**GIVEN EXERCISE**: Each line containing the word "probability" needs to be copied.

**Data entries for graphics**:
--- --- ---

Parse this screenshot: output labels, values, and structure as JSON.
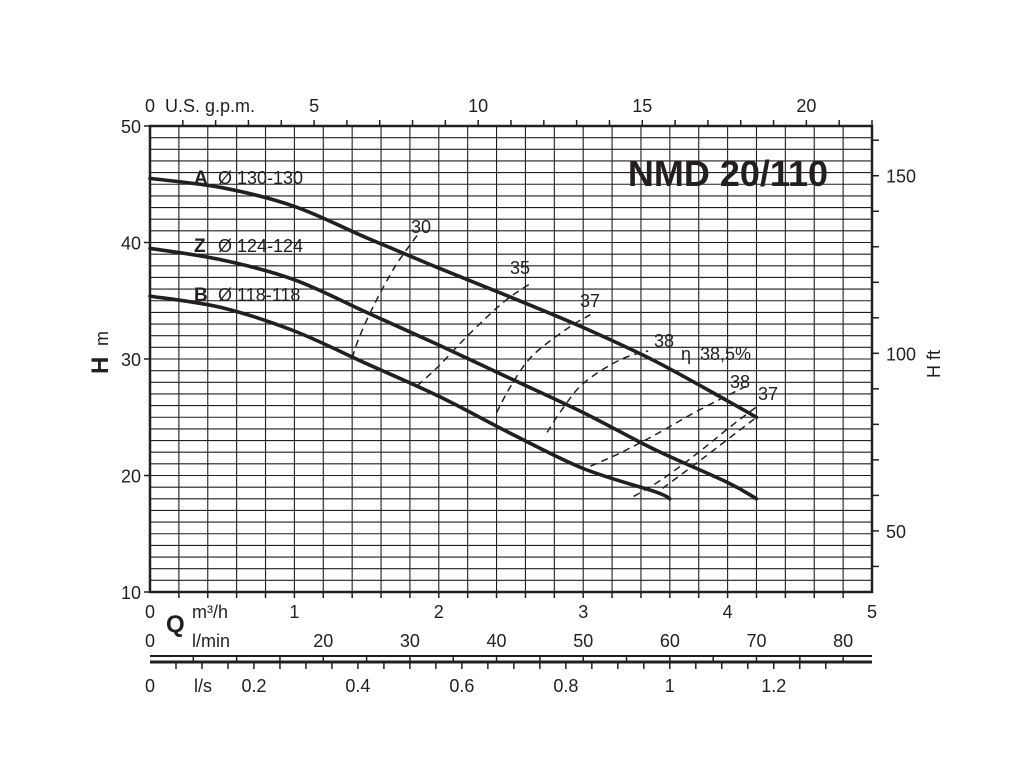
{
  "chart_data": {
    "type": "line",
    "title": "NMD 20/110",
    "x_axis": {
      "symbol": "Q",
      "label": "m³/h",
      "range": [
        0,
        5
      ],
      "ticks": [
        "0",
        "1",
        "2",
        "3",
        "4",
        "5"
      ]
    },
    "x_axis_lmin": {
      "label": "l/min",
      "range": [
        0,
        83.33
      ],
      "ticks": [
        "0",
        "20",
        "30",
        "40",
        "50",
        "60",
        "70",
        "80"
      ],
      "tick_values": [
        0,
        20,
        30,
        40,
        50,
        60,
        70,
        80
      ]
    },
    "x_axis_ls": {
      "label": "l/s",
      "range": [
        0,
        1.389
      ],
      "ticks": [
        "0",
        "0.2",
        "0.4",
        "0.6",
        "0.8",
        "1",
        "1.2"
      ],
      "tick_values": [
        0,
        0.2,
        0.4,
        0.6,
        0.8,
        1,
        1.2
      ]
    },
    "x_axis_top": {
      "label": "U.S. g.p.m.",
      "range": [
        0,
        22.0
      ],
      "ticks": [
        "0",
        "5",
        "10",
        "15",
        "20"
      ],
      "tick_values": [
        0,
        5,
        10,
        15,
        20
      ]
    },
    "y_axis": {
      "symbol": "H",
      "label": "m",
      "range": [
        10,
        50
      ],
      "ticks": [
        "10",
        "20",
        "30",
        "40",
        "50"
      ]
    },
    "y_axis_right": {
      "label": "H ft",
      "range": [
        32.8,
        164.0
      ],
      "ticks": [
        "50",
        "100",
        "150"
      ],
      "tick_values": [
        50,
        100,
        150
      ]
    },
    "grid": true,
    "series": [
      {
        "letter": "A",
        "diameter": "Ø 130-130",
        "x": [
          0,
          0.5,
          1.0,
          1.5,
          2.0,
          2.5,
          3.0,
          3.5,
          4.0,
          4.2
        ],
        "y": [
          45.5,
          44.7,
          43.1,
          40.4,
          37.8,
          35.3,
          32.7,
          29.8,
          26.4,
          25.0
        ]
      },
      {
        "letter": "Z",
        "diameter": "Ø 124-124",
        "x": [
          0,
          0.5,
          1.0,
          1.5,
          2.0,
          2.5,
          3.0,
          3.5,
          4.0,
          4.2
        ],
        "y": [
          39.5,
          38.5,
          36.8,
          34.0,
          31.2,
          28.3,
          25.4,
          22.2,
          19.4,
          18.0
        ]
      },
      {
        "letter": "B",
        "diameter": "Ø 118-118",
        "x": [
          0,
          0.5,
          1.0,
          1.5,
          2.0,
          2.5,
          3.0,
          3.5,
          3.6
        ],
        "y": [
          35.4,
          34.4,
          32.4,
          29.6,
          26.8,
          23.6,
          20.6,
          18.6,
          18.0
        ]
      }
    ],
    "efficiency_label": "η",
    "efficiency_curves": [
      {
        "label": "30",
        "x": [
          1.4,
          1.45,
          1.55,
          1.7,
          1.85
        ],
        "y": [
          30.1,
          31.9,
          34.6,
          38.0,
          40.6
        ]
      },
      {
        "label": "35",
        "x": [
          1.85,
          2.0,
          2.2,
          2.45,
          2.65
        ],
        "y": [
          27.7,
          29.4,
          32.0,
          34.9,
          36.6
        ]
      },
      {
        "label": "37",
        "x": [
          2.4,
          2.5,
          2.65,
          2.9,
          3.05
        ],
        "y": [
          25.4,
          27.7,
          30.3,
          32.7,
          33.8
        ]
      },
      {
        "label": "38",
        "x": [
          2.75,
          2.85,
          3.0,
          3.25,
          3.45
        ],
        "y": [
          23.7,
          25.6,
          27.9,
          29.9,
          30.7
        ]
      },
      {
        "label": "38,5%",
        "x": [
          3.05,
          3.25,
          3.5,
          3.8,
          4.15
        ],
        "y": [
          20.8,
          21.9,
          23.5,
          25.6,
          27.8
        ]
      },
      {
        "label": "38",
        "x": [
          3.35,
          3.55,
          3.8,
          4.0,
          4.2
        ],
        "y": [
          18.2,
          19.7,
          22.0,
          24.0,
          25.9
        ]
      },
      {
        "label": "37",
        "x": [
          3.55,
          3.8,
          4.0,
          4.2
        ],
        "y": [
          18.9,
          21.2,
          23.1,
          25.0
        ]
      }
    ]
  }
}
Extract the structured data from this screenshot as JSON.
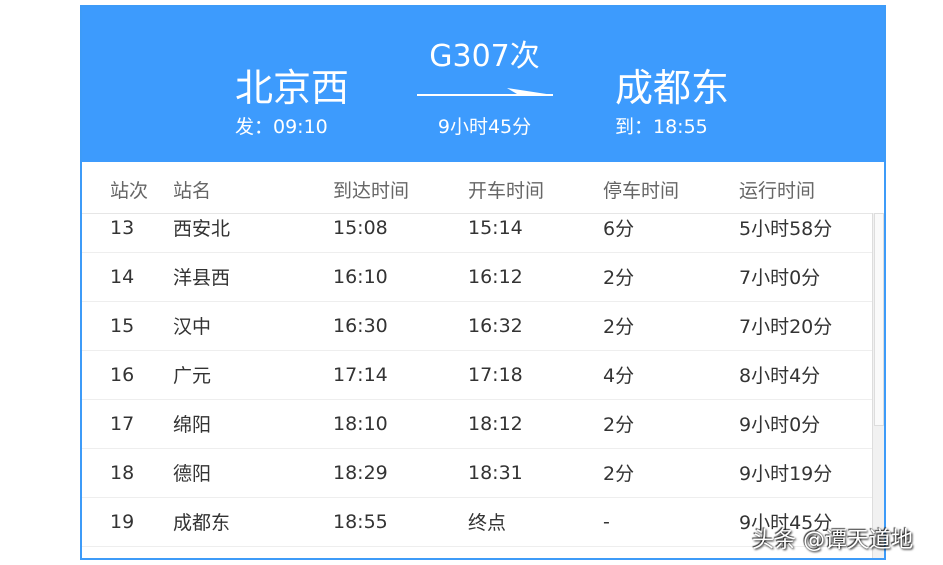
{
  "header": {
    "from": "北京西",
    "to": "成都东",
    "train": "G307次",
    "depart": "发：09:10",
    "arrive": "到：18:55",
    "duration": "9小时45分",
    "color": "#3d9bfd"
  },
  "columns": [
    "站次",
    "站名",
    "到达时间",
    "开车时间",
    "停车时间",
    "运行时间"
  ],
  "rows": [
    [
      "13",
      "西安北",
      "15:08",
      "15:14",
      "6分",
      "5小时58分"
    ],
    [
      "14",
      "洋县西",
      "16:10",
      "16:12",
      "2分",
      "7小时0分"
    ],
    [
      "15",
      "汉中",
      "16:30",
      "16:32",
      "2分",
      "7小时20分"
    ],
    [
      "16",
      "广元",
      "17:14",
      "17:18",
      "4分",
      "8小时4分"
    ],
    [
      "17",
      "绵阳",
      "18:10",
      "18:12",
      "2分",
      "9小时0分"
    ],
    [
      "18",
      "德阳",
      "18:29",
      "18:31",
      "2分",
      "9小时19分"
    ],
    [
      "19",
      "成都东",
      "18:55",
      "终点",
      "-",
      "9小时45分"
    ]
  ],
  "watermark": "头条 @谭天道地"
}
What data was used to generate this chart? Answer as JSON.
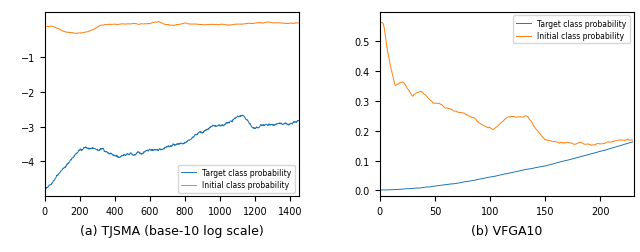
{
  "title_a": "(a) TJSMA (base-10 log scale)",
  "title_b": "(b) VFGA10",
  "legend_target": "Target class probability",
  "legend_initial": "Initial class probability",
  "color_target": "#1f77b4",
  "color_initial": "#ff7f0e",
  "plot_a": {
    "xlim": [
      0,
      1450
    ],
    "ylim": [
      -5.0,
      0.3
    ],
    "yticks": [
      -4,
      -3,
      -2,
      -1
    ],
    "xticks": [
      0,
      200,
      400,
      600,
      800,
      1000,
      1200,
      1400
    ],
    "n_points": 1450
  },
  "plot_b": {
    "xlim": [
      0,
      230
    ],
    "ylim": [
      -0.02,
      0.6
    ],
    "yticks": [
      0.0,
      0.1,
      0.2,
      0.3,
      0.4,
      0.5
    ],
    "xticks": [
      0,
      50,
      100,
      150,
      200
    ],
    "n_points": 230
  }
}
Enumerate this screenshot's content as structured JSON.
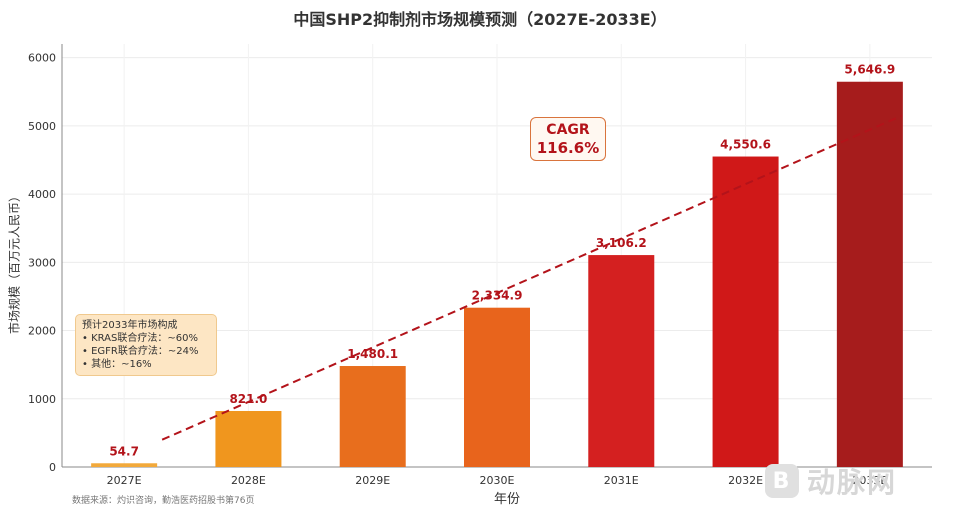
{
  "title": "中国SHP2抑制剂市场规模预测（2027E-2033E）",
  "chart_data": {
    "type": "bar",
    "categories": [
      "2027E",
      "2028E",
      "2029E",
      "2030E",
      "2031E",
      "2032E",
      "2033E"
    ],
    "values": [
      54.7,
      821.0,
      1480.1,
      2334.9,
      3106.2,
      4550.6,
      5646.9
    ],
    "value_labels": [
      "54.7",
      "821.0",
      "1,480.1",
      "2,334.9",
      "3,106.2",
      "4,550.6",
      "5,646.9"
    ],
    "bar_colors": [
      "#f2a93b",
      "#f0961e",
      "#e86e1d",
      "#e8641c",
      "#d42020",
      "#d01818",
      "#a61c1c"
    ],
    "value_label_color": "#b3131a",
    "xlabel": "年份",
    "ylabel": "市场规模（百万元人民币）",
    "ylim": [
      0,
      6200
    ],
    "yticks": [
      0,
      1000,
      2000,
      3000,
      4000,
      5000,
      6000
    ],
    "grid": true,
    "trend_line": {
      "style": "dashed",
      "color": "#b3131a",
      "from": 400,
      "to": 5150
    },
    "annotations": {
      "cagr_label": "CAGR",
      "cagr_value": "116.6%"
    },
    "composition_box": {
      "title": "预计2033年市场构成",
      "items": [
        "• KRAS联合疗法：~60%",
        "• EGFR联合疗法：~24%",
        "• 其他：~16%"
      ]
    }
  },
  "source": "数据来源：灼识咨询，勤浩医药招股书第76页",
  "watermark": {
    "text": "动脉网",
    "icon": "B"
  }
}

--- --- ---

**REPLY**:
  "legend_target": "Target class probability",
  "legend_initial": "Initial class probability",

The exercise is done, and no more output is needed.